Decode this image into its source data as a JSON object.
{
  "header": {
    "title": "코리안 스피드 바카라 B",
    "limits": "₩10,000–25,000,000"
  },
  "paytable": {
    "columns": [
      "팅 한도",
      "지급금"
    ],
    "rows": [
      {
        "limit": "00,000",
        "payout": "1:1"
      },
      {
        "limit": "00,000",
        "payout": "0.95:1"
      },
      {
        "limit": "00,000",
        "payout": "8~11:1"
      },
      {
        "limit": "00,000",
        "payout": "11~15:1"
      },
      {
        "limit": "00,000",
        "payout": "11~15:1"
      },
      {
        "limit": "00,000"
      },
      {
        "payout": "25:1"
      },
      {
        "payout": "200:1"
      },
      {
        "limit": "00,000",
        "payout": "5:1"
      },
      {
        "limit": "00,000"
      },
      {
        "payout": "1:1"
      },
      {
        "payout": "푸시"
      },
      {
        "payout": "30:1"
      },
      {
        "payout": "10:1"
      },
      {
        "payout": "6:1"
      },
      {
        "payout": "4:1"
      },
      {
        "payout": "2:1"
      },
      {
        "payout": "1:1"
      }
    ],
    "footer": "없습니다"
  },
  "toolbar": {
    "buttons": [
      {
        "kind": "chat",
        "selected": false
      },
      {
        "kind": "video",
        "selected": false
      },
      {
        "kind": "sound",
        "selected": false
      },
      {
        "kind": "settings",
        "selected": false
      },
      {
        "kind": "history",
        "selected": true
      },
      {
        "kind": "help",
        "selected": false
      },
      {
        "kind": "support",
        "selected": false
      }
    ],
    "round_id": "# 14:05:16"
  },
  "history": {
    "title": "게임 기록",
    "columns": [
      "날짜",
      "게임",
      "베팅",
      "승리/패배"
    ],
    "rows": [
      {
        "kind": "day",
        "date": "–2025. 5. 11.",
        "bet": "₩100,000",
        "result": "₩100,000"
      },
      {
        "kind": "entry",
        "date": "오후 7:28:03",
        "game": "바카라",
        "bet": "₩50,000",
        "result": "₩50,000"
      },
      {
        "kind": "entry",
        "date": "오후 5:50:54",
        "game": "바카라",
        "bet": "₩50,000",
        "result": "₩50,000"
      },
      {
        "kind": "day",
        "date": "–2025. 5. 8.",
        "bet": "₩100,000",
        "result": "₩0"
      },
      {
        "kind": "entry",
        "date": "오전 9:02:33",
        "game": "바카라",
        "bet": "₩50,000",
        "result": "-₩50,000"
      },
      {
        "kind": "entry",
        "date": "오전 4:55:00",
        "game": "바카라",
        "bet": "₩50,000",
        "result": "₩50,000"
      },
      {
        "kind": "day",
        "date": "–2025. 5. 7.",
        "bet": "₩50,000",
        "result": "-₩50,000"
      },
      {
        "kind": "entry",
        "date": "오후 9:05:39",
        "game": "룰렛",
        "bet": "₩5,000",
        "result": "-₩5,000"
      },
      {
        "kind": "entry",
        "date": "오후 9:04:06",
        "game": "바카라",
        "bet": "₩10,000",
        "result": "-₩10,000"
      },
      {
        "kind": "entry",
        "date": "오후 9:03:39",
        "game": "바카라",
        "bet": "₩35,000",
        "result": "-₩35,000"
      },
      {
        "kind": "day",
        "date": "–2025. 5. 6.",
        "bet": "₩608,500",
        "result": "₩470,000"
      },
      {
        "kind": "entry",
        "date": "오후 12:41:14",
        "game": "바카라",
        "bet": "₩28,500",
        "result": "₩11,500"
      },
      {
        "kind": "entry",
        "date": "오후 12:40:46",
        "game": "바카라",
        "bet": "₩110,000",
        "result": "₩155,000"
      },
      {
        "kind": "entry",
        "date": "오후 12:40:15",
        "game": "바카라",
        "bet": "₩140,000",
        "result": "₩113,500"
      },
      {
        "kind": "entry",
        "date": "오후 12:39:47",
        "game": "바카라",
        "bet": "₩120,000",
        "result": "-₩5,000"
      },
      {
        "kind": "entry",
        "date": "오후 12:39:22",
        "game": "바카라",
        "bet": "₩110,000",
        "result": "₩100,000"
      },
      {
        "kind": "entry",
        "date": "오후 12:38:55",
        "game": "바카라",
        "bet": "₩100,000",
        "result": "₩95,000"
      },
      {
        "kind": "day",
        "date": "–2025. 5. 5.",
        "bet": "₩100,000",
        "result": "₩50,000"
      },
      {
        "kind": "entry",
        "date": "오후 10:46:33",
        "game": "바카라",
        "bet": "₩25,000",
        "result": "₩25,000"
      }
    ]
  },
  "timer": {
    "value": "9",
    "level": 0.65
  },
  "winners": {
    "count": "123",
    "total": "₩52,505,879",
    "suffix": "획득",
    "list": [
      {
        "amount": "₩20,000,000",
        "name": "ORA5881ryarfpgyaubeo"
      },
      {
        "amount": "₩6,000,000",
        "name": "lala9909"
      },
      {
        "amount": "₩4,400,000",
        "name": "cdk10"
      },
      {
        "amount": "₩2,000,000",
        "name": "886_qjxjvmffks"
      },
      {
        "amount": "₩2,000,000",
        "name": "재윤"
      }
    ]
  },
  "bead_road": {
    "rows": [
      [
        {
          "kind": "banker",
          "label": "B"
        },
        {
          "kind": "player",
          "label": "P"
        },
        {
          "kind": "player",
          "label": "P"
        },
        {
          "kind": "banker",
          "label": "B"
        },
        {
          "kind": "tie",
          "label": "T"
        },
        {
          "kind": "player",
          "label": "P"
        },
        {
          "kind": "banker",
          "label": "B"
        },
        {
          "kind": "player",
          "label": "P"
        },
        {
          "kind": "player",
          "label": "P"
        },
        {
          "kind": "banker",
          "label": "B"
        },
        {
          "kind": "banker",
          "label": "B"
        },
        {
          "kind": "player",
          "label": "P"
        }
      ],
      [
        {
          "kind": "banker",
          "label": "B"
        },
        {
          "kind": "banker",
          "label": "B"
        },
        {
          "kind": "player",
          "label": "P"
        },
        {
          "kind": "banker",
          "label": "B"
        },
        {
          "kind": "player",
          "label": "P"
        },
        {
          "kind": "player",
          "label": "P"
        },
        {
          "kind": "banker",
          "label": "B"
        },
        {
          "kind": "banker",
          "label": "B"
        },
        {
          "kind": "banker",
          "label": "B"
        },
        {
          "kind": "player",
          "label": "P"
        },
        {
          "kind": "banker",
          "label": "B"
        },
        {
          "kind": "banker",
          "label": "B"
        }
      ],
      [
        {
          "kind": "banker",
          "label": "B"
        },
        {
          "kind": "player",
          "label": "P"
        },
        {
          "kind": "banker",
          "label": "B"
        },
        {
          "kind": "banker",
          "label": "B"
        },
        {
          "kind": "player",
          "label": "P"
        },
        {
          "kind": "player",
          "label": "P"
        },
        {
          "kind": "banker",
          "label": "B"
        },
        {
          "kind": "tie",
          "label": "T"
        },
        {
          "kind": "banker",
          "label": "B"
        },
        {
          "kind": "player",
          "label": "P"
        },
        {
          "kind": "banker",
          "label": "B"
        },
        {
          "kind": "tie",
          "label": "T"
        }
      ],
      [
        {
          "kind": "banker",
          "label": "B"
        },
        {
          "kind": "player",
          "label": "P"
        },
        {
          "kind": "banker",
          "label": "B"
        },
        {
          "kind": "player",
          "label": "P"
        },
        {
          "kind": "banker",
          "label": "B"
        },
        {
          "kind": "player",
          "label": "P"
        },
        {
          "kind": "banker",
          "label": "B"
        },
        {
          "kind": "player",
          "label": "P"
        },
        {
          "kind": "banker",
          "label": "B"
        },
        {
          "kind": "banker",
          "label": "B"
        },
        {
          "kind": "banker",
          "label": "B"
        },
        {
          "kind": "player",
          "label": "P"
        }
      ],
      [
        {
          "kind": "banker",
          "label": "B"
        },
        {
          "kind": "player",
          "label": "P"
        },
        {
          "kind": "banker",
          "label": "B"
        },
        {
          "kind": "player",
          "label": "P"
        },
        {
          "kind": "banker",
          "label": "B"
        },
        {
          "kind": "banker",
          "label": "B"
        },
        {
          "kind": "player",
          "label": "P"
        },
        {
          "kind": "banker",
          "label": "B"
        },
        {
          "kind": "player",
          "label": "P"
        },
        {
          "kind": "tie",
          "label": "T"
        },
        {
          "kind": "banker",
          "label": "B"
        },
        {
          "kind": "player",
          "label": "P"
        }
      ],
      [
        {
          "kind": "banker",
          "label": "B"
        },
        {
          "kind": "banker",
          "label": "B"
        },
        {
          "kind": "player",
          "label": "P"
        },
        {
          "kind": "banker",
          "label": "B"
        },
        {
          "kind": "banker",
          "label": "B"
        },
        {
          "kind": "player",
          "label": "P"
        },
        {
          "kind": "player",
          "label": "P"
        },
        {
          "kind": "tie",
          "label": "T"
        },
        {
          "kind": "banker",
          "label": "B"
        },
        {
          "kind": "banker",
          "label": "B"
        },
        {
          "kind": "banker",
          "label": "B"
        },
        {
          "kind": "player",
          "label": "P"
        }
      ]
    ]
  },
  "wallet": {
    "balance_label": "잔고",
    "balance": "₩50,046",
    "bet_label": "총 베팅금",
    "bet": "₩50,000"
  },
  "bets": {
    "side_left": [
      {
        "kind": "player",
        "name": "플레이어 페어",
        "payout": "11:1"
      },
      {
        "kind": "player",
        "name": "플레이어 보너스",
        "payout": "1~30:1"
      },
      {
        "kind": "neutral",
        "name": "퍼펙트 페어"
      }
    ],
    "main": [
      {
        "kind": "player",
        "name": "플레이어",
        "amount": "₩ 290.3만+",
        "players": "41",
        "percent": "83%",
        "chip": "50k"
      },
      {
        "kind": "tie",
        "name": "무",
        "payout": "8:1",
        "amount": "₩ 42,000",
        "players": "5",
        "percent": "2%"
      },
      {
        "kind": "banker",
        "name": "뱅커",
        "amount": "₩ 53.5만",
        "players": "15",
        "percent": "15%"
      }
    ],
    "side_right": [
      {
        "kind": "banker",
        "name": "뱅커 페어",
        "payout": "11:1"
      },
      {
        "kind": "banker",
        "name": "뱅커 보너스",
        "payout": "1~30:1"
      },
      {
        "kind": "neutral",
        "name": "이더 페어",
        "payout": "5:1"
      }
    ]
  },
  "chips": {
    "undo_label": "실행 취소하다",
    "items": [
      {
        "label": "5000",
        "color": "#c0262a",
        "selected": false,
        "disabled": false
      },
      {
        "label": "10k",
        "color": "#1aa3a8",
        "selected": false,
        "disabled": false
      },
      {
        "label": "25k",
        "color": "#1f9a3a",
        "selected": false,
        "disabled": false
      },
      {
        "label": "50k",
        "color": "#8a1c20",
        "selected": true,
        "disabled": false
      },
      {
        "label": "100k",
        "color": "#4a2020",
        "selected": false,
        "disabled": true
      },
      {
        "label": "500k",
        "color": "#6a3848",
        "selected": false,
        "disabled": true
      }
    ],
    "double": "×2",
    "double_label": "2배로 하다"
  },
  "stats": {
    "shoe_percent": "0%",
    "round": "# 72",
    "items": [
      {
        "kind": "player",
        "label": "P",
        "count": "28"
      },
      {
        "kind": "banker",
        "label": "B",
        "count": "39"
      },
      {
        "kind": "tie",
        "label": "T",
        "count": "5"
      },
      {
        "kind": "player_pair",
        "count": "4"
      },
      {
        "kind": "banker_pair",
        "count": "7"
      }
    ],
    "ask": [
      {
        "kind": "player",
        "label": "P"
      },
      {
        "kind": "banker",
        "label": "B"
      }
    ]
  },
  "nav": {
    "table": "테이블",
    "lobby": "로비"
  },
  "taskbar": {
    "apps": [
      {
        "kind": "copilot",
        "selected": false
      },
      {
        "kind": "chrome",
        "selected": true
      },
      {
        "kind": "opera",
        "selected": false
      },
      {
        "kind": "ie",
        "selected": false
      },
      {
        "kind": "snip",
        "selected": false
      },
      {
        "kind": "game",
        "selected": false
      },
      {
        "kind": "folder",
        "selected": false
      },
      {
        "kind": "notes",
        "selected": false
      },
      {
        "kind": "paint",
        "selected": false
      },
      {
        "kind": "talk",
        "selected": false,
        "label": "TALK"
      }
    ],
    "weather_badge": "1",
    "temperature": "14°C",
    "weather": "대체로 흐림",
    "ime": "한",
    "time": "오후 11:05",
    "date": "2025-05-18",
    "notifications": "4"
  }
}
- - -
■ **GOAL**: Read the entries and show each line that mentions "amount".

■ **ANSWER**:
        "amount": "₩20,000,000",
        "amount": "₩6,000,000",
        "amount": "₩4,400,000",
        "amount": "₩2,000,000",
        "amount": "₩2,000,000",
        "amount": "₩ 290.3만+",
        "amount": "₩ 42,000",
        "amount": "₩ 53.5만",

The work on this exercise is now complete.